### WHAT THE TASK ASKS
The records below must be duplicated exactly, character for character.

-------- RECORDS SHOWN --------

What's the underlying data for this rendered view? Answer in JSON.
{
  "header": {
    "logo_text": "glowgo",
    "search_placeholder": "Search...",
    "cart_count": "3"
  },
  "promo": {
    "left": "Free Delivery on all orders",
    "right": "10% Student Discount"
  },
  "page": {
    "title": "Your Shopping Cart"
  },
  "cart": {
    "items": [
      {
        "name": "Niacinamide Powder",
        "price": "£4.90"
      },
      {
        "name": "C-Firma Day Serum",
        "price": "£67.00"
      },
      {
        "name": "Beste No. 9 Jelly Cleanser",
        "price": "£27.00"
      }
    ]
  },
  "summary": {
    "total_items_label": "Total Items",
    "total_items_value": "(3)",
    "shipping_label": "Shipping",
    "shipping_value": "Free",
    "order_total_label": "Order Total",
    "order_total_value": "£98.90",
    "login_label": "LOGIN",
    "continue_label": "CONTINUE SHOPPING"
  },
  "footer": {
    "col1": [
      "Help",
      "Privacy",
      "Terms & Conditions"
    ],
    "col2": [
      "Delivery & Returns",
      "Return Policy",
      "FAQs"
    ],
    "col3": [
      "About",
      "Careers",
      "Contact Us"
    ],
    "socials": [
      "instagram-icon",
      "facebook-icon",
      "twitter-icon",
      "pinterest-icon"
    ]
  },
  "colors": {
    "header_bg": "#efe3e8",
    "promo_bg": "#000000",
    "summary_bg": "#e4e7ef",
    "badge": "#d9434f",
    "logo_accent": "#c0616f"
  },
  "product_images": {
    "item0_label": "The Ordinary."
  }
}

--------

### SOLUTION TO THIS TASK
What's the underlying data for this rendered view? Answer in JSON.
{
  "header": {
    "logo_text": "glowgo",
    "search_placeholder": "Search...",
    "cart_count": "3"
  },
  "promo": {
    "left": "Free Delivery on all orders",
    "right": "10% Student Discount"
  },
  "page": {
    "title": "Your Shopping Cart"
  },
  "cart": {
    "items": [
      {
        "name": "Niacinamide Powder",
        "price": "£4.90"
      },
      {
        "name": "C-Firma Day Serum",
        "price": "£67.00"
      },
      {
        "name": "Beste No. 9 Jelly Cleanser",
        "price": "£27.00"
      }
    ]
  },
  "summary": {
    "total_items_label": "Total Items",
    "total_items_value": "(3)",
    "shipping_label": "Shipping",
    "shipping_value": "Free",
    "order_total_label": "Order Total",
    "order_total_value": "£98.90",
    "login_label": "LOGIN",
    "continue_label": "CONTINUE SHOPPING"
  },
  "footer": {
    "col1": [
      "Help",
      "Privacy",
      "Terms & Conditions"
    ],
    "col2": [
      "Delivery & Returns",
      "Return Policy",
      "FAQs"
    ],
    "col3": [
      "About",
      "Careers",
      "Contact Us"
    ],
    "socials": [
      "instagram-icon",
      "facebook-icon",
      "twitter-icon",
      "pinterest-icon"
    ]
  },
  "colors": {
    "header_bg": "#efe3e8",
    "promo_bg": "#000000",
    "summary_bg": "#e4e7ef",
    "badge": "#d9434f",
    "logo_accent": "#c0616f"
  },
  "product_images": {
    "item0_label": "The Ordinary."
  }
}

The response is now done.